Leave out the images; return the rest of the data exactly.

Source material:
________

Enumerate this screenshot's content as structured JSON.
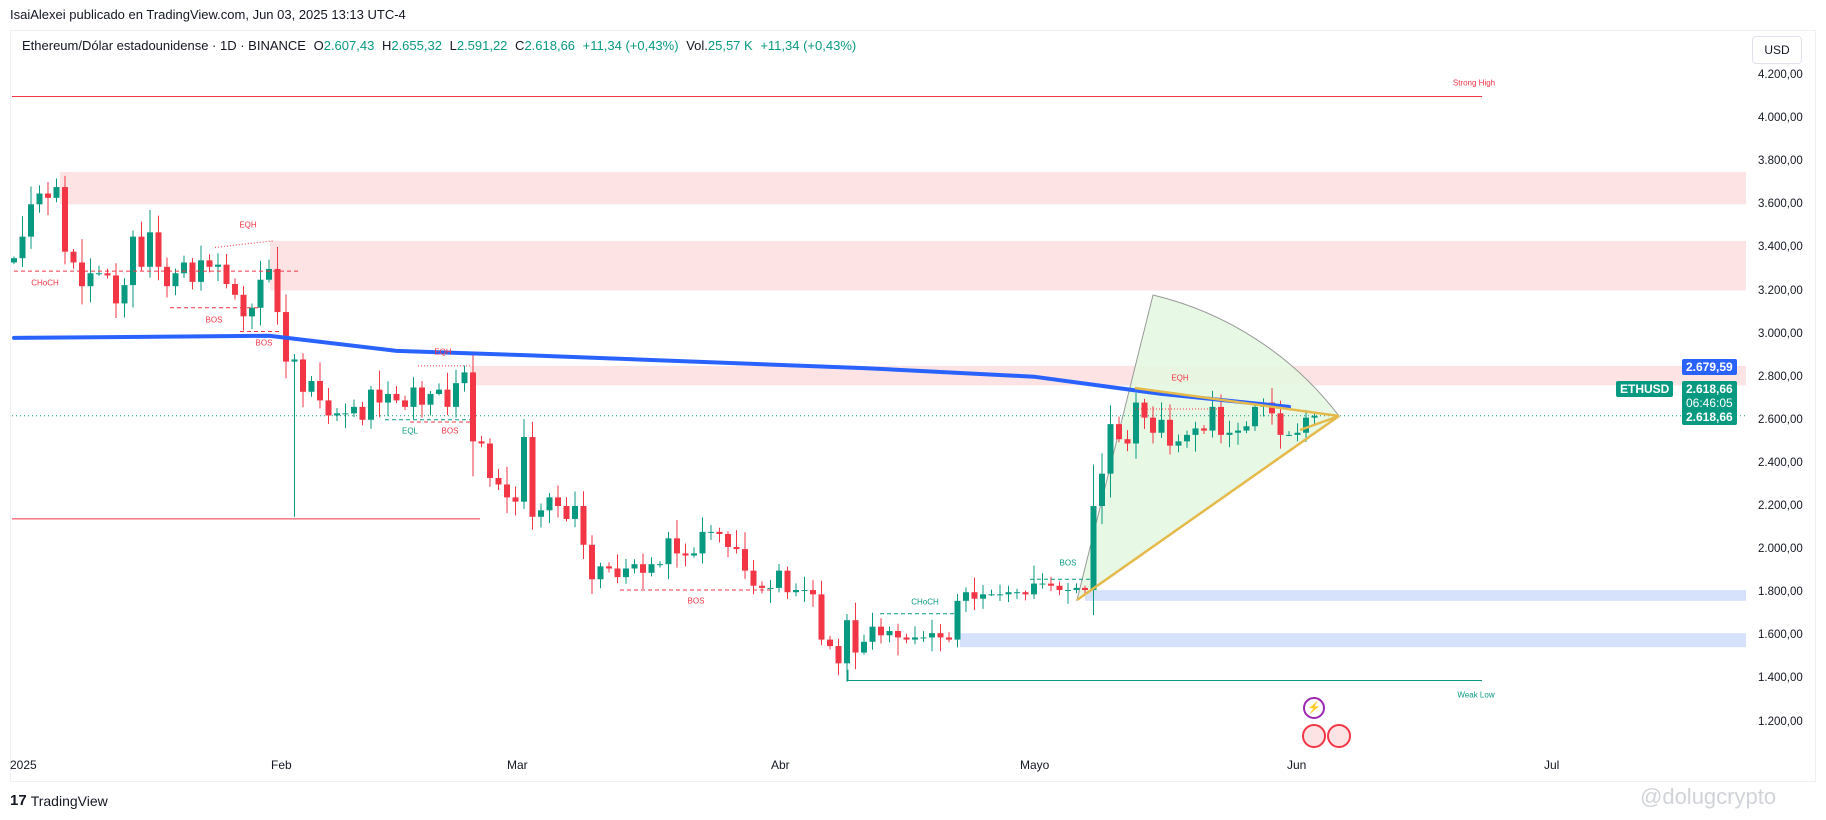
{
  "header": {
    "published": "IsaiAlexei publicado en TradingView.com, Jun 03, 2025 13:13 UTC-4"
  },
  "legend": {
    "symbol": "Ethereum/Dólar estadounidense · 1D · BINANCE",
    "o_label": "O",
    "o": "2.607,43",
    "h_label": "H",
    "h": "2.655,32",
    "l_label": "L",
    "l": "2.591,22",
    "c_label": "C",
    "c": "2.618,66",
    "change": "+11,34 (+0,43%)",
    "vol_label": "Vol.",
    "vol": "25,57 K",
    "vol_change": "+11,34 (+0,43%)"
  },
  "currency_button": "USD",
  "price_axis": [
    "4.200,00",
    "4.000,00",
    "3.800,00",
    "3.600,00",
    "3.400,00",
    "3.200,00",
    "3.000,00",
    "2.800,00",
    "2.600,00",
    "2.400,00",
    "2.200,00",
    "2.000,00",
    "1.800,00",
    "1.600,00",
    "1.400,00",
    "1.200,00"
  ],
  "tags": {
    "ema": "2.679,59",
    "symbol": "ETHUSD",
    "last": "2.618,66",
    "countdown": "06:46:05",
    "last2": "2.618,66"
  },
  "time_axis": [
    "2025",
    "Feb",
    "Mar",
    "Abr",
    "Mayo",
    "Jun",
    "Jul"
  ],
  "annotations": {
    "strong_high": "Strong High",
    "weak_low": "Weak Low",
    "eqh1": "EQH",
    "eqh2": "EQH",
    "eqh3": "EQH",
    "choch1": "CHoCH",
    "choch2": "CHoCH",
    "bos1": "BOS",
    "bos2": "BOS",
    "bos3": "BOS",
    "bos4": "BOS",
    "bos5": "BOS",
    "eql": "EQL"
  },
  "footer": {
    "logo": "TradingView",
    "watermark": "@dolugcrypto"
  },
  "colors": {
    "up": "#089981",
    "down": "#f23645",
    "ema": "#2962ff",
    "zone_supply": "#fde3e4",
    "zone_demand": "#d6e2fc",
    "fan": "#e3f8e1",
    "wedge": "#e5b94a"
  },
  "chart_data": {
    "type": "candlestick",
    "symbol": "ETHUSD",
    "interval": "1D",
    "start_date": "2025-01-01",
    "first_open": 3330,
    "closes": [
      3350,
      3450,
      3600,
      3650,
      3630,
      3680,
      3380,
      3330,
      3220,
      3280,
      3280,
      3270,
      3140,
      3225,
      3450,
      3310,
      3470,
      3310,
      3220,
      3280,
      3330,
      3240,
      3340,
      3310,
      3320,
      3230,
      3180,
      3080,
      3120,
      3250,
      3300,
      3100,
      2870,
      2880,
      2730,
      2780,
      2690,
      2620,
      2630,
      2630,
      2660,
      2600,
      2740,
      2680,
      2720,
      2690,
      2660,
      2750,
      2670,
      2720,
      2740,
      2660,
      2770,
      2820,
      2500,
      2490,
      2330,
      2300,
      2240,
      2220,
      2520,
      2150,
      2180,
      2240,
      2200,
      2140,
      2200,
      2020,
      1860,
      1920,
      1910,
      1870,
      1910,
      1930,
      1890,
      1930,
      1930,
      2050,
      1980,
      1970,
      1980,
      2080,
      2080,
      2070,
      2010,
      2000,
      1900,
      1830,
      1820,
      1820,
      1900,
      1800,
      1810,
      1810,
      1790,
      1580,
      1550,
      1470,
      1670,
      1520,
      1570,
      1640,
      1600,
      1620,
      1590,
      1580,
      1590,
      1590,
      1610,
      1590,
      1580,
      1760,
      1800,
      1770,
      1790,
      1790,
      1790,
      1800,
      1800,
      1790,
      1840,
      1840,
      1830,
      1810,
      1810,
      1820,
      1810,
      2200,
      2350,
      2580,
      2510,
      2490,
      2680,
      2610,
      2540,
      2600,
      2480,
      2500,
      2530,
      2560,
      2550,
      2660,
      2530,
      2540,
      2550,
      2570,
      2660,
      2680,
      2630,
      2530,
      2530,
      2540,
      2610,
      2618.66
    ],
    "ema": [
      [
        0,
        2980
      ],
      [
        30,
        2990
      ],
      [
        45,
        2920
      ],
      [
        60,
        2900
      ],
      [
        80,
        2870
      ],
      [
        100,
        2840
      ],
      [
        120,
        2800
      ],
      [
        135,
        2720
      ],
      [
        150,
        2660
      ]
    ],
    "levels": {
      "strong_high": 4100,
      "weak_low": 1390,
      "support": 2140
    },
    "zones": [
      [
        3600,
        3750
      ],
      [
        3200,
        3430
      ],
      [
        2760,
        2850
      ],
      [
        1760,
        1810
      ],
      [
        1545,
        1610
      ]
    ],
    "ylim": [
      1100,
      4300
    ]
  }
}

________

Answer for this exercise:
Enumerate this screenshot's content as structured JSON.
{
  "header": {
    "published": "IsaiAlexei publicado en TradingView.com, Jun 03, 2025 13:13 UTC-4"
  },
  "legend": {
    "symbol": "Ethereum/Dólar estadounidense · 1D · BINANCE",
    "o_label": "O",
    "o": "2.607,43",
    "h_label": "H",
    "h": "2.655,32",
    "l_label": "L",
    "l": "2.591,22",
    "c_label": "C",
    "c": "2.618,66",
    "change": "+11,34 (+0,43%)",
    "vol_label": "Vol.",
    "vol": "25,57 K",
    "vol_change": "+11,34 (+0,43%)"
  },
  "currency_button": "USD",
  "price_axis": [
    "4.200,00",
    "4.000,00",
    "3.800,00",
    "3.600,00",
    "3.400,00",
    "3.200,00",
    "3.000,00",
    "2.800,00",
    "2.600,00",
    "2.400,00",
    "2.200,00",
    "2.000,00",
    "1.800,00",
    "1.600,00",
    "1.400,00",
    "1.200,00"
  ],
  "tags": {
    "ema": "2.679,59",
    "symbol": "ETHUSD",
    "last": "2.618,66",
    "countdown": "06:46:05",
    "last2": "2.618,66"
  },
  "time_axis": [
    "2025",
    "Feb",
    "Mar",
    "Abr",
    "Mayo",
    "Jun",
    "Jul"
  ],
  "annotations": {
    "strong_high": "Strong High",
    "weak_low": "Weak Low",
    "eqh1": "EQH",
    "eqh2": "EQH",
    "eqh3": "EQH",
    "choch1": "CHoCH",
    "choch2": "CHoCH",
    "bos1": "BOS",
    "bos2": "BOS",
    "bos3": "BOS",
    "bos4": "BOS",
    "bos5": "BOS",
    "eql": "EQL"
  },
  "footer": {
    "logo": "TradingView",
    "watermark": "@dolugcrypto"
  },
  "colors": {
    "up": "#089981",
    "down": "#f23645",
    "ema": "#2962ff",
    "zone_supply": "#fde3e4",
    "zone_demand": "#d6e2fc",
    "fan": "#e3f8e1",
    "wedge": "#e5b94a"
  },
  "chart_data": {
    "type": "candlestick",
    "symbol": "ETHUSD",
    "interval": "1D",
    "start_date": "2025-01-01",
    "first_open": 3330,
    "closes": [
      3350,
      3450,
      3600,
      3650,
      3630,
      3680,
      3380,
      3330,
      3220,
      3280,
      3280,
      3270,
      3140,
      3225,
      3450,
      3310,
      3470,
      3310,
      3220,
      3280,
      3330,
      3240,
      3340,
      3310,
      3320,
      3230,
      3180,
      3080,
      3120,
      3250,
      3300,
      3100,
      2870,
      2880,
      2730,
      2780,
      2690,
      2620,
      2630,
      2630,
      2660,
      2600,
      2740,
      2680,
      2720,
      2690,
      2660,
      2750,
      2670,
      2720,
      2740,
      2660,
      2770,
      2820,
      2500,
      2490,
      2330,
      2300,
      2240,
      2220,
      2520,
      2150,
      2180,
      2240,
      2200,
      2140,
      2200,
      2020,
      1860,
      1920,
      1910,
      1870,
      1910,
      1930,
      1890,
      1930,
      1930,
      2050,
      1980,
      1970,
      1980,
      2080,
      2080,
      2070,
      2010,
      2000,
      1900,
      1830,
      1820,
      1820,
      1900,
      1800,
      1810,
      1810,
      1790,
      1580,
      1550,
      1470,
      1670,
      1520,
      1570,
      1640,
      1600,
      1620,
      1590,
      1580,
      1590,
      1590,
      1610,
      1590,
      1580,
      1760,
      1800,
      1770,
      1790,
      1790,
      1790,
      1800,
      1800,
      1790,
      1840,
      1840,
      1830,
      1810,
      1810,
      1820,
      1810,
      2200,
      2350,
      2580,
      2510,
      2490,
      2680,
      2610,
      2540,
      2600,
      2480,
      2500,
      2530,
      2560,
      2550,
      2660,
      2530,
      2540,
      2550,
      2570,
      2660,
      2680,
      2630,
      2530,
      2530,
      2540,
      2610,
      2618.66
    ],
    "ema": [
      [
        0,
        2980
      ],
      [
        30,
        2990
      ],
      [
        45,
        2920
      ],
      [
        60,
        2900
      ],
      [
        80,
        2870
      ],
      [
        100,
        2840
      ],
      [
        120,
        2800
      ],
      [
        135,
        2720
      ],
      [
        150,
        2660
      ]
    ],
    "levels": {
      "strong_high": 4100,
      "weak_low": 1390,
      "support": 2140
    },
    "zones": [
      [
        3600,
        3750
      ],
      [
        3200,
        3430
      ],
      [
        2760,
        2850
      ],
      [
        1760,
        1810
      ],
      [
        1545,
        1610
      ]
    ],
    "ylim": [
      1100,
      4300
    ]
  }
}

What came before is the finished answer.